Find how many lines in the data below include the word "title", then write only that number.

Data extract:
○ ○ ○ ○ ○
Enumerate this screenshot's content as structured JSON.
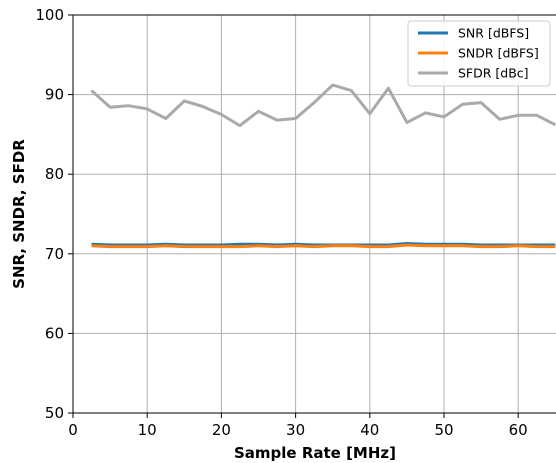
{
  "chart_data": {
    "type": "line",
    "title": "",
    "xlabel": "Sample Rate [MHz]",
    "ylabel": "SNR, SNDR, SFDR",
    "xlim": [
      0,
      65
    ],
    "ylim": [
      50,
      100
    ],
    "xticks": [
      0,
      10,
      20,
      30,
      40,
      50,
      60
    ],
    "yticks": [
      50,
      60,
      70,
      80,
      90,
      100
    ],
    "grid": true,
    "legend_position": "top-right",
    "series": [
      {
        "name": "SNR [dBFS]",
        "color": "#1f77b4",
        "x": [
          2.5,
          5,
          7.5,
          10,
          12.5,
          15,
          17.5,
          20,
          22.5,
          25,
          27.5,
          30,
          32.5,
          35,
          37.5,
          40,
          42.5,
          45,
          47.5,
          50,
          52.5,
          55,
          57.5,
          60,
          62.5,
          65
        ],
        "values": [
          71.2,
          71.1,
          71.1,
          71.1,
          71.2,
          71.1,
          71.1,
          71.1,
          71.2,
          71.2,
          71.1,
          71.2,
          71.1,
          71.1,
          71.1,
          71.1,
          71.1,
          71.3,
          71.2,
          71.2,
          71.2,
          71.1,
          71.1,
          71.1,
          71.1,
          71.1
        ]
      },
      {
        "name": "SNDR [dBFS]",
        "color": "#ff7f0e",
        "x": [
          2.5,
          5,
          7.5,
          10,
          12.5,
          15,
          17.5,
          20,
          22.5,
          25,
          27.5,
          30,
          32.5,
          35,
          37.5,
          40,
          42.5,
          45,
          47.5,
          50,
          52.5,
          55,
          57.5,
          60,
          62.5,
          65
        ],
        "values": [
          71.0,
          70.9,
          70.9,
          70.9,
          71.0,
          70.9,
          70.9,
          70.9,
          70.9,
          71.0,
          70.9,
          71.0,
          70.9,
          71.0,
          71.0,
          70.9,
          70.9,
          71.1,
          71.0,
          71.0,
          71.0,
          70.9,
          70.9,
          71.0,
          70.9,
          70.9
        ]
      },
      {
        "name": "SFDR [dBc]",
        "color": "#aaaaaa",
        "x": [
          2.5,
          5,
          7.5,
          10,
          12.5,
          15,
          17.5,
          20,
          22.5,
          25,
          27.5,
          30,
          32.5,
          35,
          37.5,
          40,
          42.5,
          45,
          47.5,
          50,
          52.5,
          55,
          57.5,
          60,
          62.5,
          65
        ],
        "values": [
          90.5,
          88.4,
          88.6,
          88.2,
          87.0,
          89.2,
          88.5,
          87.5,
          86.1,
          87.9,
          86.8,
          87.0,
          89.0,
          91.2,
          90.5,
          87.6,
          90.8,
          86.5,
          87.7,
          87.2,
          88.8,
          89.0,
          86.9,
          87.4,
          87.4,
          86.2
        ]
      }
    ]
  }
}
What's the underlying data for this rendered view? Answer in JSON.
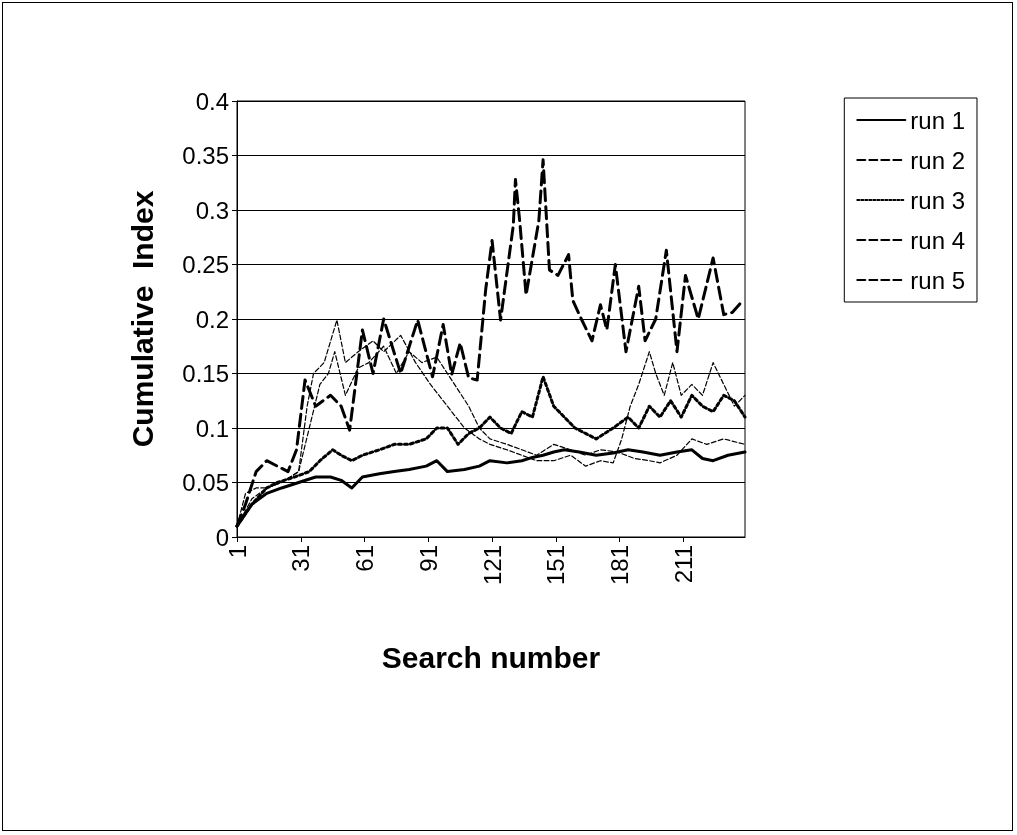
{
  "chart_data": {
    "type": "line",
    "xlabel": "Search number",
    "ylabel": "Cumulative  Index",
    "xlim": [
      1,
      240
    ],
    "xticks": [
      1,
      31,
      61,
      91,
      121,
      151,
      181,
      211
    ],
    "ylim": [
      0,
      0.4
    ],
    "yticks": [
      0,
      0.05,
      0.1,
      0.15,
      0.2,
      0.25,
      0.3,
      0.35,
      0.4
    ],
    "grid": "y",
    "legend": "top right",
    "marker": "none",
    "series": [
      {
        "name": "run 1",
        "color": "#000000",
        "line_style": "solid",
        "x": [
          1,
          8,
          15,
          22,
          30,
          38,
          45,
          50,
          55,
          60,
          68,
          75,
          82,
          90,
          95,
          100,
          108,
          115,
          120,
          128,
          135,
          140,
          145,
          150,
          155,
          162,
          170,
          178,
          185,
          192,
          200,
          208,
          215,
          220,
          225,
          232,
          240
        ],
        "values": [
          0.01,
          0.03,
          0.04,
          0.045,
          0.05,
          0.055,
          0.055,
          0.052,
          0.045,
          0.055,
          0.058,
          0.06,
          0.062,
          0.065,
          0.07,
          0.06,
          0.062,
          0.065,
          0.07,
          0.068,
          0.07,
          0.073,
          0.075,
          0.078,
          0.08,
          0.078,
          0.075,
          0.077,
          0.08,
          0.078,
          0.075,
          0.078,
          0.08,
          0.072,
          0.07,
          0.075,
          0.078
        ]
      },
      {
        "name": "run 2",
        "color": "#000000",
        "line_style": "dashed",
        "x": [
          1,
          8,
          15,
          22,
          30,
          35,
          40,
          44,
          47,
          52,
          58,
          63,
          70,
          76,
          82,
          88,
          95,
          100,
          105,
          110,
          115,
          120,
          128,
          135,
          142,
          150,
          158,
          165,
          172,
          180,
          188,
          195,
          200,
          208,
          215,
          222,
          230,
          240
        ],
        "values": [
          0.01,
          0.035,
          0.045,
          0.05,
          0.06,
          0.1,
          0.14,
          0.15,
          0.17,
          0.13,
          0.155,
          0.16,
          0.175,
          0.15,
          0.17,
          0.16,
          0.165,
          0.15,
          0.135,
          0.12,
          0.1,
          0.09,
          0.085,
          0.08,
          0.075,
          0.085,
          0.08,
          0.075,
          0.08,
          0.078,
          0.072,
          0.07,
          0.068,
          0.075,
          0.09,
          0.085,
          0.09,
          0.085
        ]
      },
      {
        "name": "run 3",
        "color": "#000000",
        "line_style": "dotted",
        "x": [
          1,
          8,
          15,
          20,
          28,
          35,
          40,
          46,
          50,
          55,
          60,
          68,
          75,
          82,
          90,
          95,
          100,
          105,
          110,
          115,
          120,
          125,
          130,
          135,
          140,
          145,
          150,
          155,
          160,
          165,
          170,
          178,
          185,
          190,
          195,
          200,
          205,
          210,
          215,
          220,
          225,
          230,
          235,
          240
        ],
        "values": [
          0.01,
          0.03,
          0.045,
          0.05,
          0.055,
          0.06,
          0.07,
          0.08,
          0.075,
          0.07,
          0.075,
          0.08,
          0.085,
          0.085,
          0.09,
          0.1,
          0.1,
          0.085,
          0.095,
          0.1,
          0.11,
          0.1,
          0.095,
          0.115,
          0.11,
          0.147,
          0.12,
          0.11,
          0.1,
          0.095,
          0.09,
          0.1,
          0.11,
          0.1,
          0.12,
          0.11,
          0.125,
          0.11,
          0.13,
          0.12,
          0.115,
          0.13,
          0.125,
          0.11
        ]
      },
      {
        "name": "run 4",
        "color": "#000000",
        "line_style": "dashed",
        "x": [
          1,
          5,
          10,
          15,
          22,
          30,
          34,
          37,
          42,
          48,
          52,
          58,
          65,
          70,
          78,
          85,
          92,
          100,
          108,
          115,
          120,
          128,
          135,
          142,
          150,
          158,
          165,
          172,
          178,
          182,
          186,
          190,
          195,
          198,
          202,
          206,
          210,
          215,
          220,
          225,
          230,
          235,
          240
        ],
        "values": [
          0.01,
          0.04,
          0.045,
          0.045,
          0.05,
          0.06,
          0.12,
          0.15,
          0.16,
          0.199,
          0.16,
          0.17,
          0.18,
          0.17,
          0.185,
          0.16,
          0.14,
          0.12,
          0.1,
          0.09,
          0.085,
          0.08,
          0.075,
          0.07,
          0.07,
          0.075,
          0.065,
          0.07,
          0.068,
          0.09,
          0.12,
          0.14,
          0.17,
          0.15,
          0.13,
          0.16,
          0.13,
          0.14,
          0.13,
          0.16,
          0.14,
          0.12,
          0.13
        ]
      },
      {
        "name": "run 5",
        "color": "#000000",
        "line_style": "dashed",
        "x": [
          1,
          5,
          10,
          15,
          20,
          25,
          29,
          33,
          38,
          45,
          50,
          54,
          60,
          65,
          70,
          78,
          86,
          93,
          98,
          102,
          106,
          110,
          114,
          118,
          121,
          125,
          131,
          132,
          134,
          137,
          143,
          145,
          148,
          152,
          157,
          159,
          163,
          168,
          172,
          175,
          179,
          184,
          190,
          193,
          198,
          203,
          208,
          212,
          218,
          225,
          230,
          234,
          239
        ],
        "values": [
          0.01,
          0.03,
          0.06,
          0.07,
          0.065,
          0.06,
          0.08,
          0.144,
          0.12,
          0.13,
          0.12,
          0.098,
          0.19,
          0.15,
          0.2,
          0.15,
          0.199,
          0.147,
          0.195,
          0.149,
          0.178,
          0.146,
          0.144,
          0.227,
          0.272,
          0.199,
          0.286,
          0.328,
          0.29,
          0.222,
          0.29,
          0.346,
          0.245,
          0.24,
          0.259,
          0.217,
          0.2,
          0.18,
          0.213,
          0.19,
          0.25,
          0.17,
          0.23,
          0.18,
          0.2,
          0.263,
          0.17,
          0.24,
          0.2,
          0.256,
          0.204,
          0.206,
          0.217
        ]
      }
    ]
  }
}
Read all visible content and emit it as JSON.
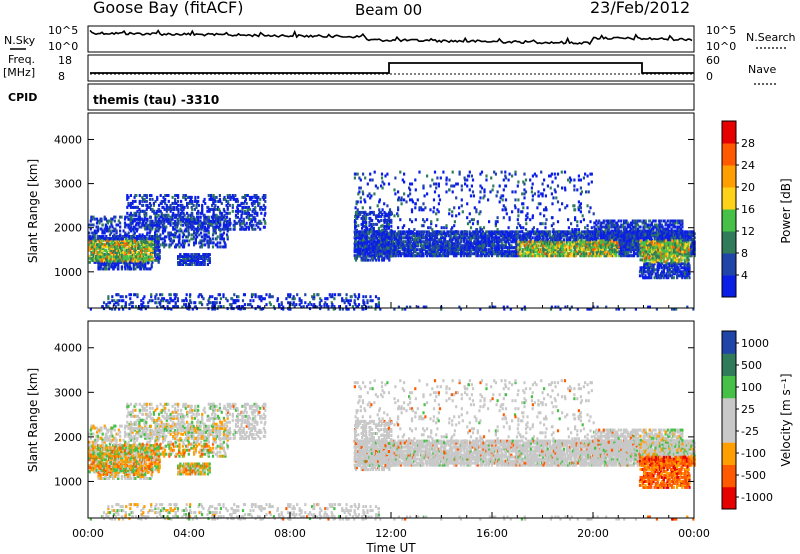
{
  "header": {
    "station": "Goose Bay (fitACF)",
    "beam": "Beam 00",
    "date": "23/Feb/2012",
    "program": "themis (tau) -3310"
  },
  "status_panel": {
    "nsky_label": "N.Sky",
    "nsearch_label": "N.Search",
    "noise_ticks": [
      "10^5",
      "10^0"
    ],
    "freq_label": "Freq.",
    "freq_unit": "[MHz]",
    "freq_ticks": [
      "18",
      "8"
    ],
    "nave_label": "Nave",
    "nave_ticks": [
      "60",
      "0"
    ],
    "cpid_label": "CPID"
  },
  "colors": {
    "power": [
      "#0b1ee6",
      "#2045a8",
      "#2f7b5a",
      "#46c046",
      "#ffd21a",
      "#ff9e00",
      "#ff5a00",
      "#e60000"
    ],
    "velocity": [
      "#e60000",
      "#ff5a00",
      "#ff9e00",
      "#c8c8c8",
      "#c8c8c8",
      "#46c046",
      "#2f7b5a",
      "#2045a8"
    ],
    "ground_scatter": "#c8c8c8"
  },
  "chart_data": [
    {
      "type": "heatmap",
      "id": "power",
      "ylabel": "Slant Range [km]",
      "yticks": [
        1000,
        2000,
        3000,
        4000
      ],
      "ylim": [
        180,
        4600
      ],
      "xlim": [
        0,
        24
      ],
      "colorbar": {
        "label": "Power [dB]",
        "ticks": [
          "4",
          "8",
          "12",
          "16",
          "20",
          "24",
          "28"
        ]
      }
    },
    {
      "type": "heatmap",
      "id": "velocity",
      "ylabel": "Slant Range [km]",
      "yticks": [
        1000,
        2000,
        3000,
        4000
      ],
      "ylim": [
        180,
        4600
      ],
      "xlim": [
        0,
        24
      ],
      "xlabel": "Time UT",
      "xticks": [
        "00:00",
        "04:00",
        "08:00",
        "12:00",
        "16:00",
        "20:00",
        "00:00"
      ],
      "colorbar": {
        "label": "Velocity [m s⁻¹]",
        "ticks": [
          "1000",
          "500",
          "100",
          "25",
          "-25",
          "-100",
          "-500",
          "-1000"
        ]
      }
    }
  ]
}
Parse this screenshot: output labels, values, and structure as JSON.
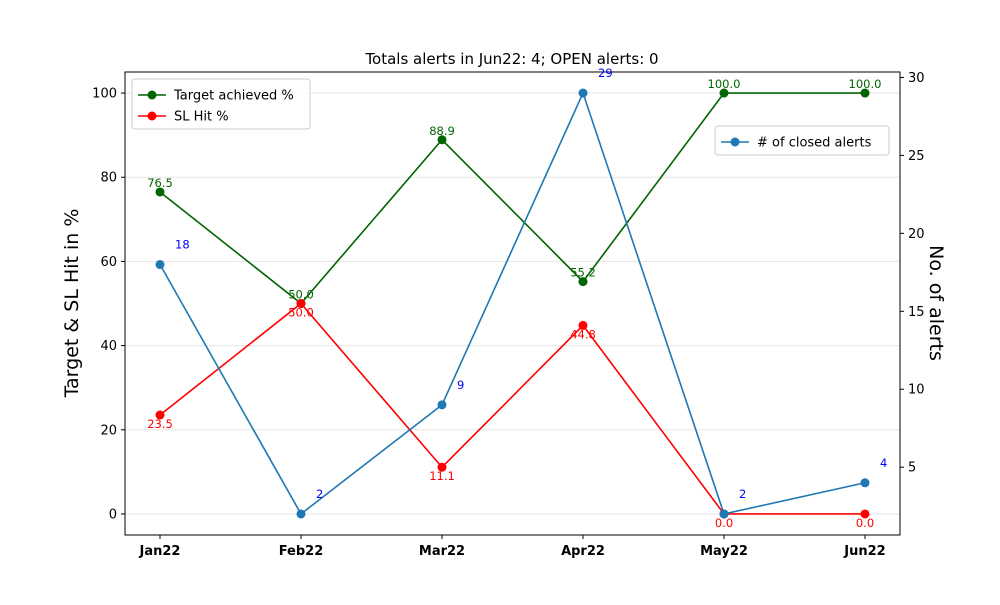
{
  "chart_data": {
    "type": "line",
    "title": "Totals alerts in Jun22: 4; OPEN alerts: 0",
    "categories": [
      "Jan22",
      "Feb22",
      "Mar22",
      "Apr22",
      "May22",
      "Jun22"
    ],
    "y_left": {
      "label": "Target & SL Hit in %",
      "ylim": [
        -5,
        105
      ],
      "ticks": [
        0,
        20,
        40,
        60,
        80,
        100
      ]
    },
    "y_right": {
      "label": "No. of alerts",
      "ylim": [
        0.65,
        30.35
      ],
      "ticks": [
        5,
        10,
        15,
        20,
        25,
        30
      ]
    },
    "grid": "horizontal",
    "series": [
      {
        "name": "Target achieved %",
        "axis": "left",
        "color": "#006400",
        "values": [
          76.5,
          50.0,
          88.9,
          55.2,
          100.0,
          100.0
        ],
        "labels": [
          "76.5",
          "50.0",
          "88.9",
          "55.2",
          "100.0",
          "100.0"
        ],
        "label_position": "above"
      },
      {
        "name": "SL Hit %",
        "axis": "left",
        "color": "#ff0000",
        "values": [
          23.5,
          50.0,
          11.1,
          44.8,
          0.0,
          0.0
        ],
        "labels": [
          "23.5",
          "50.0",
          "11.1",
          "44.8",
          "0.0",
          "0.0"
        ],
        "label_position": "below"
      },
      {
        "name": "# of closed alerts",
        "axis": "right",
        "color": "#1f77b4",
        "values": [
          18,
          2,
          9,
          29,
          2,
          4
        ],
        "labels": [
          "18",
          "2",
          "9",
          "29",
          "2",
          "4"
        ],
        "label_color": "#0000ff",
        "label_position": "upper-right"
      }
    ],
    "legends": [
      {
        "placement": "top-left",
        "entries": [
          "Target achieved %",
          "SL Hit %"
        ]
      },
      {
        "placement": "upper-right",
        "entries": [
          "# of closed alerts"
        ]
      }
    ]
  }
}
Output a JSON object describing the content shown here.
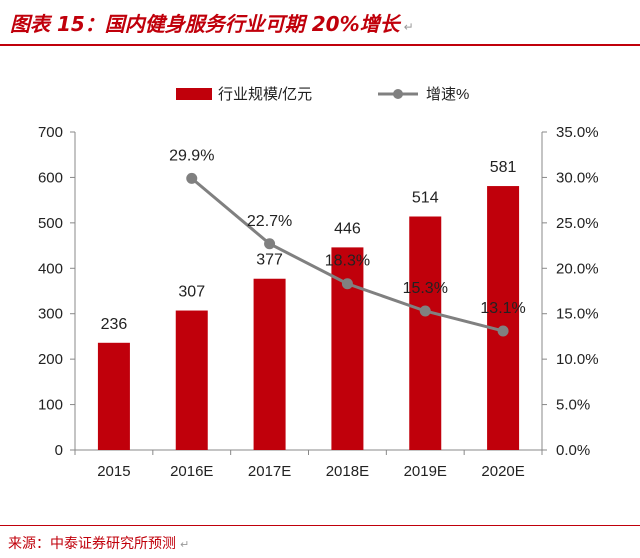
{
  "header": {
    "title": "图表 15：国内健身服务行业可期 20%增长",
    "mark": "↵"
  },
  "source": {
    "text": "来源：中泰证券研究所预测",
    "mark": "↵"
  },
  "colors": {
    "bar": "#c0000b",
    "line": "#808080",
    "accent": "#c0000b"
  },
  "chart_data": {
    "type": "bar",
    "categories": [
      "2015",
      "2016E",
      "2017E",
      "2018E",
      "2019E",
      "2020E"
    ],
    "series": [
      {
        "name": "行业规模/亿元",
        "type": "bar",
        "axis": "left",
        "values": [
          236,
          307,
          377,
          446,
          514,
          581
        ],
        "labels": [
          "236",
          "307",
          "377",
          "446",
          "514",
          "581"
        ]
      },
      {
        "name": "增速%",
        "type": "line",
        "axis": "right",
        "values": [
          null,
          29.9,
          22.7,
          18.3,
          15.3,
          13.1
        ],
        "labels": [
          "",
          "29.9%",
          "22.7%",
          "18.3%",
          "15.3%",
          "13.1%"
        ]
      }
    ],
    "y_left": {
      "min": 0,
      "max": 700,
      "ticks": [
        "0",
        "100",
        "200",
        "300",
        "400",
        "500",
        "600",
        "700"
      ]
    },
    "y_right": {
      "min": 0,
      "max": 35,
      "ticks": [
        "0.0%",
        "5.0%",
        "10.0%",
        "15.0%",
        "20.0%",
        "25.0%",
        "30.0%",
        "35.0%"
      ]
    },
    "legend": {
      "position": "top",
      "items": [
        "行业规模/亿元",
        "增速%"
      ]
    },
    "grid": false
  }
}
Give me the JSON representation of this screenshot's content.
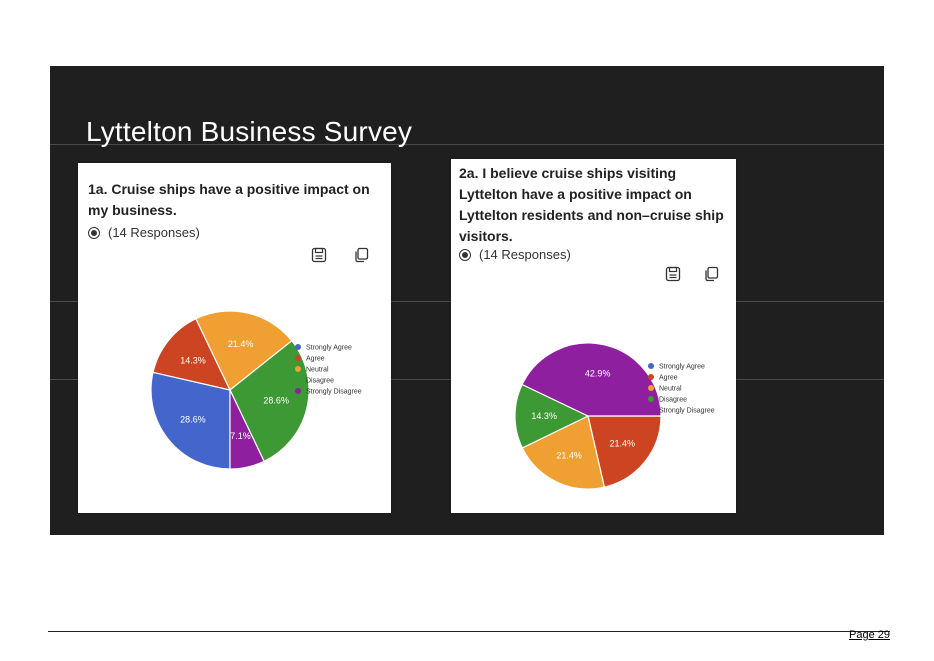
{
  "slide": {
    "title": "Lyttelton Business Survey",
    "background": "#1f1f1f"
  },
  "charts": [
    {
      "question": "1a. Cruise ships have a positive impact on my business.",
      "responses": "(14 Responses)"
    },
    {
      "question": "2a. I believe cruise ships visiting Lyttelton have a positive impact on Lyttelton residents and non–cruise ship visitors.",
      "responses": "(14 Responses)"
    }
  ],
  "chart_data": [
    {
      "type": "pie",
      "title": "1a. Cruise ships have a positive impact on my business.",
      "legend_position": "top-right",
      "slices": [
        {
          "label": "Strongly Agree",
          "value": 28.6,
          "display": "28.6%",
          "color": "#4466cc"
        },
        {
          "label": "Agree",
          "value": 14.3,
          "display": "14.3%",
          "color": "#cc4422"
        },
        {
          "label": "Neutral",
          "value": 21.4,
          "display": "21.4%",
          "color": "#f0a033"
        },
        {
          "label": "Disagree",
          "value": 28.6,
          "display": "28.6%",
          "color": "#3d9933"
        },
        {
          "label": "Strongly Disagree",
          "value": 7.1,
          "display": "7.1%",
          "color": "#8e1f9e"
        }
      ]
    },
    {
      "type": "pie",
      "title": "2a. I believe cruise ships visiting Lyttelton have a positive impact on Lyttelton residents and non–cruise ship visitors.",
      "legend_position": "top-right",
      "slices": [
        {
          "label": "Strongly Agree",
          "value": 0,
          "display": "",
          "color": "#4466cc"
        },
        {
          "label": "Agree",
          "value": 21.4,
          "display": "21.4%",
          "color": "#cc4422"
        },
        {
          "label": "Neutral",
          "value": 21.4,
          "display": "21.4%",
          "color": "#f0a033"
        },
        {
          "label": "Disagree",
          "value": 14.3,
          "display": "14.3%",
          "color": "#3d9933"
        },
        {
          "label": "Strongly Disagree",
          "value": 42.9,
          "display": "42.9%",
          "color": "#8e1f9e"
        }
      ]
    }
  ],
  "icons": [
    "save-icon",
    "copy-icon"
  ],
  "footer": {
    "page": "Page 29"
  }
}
○ ○ ○ ○ ○
The result:
6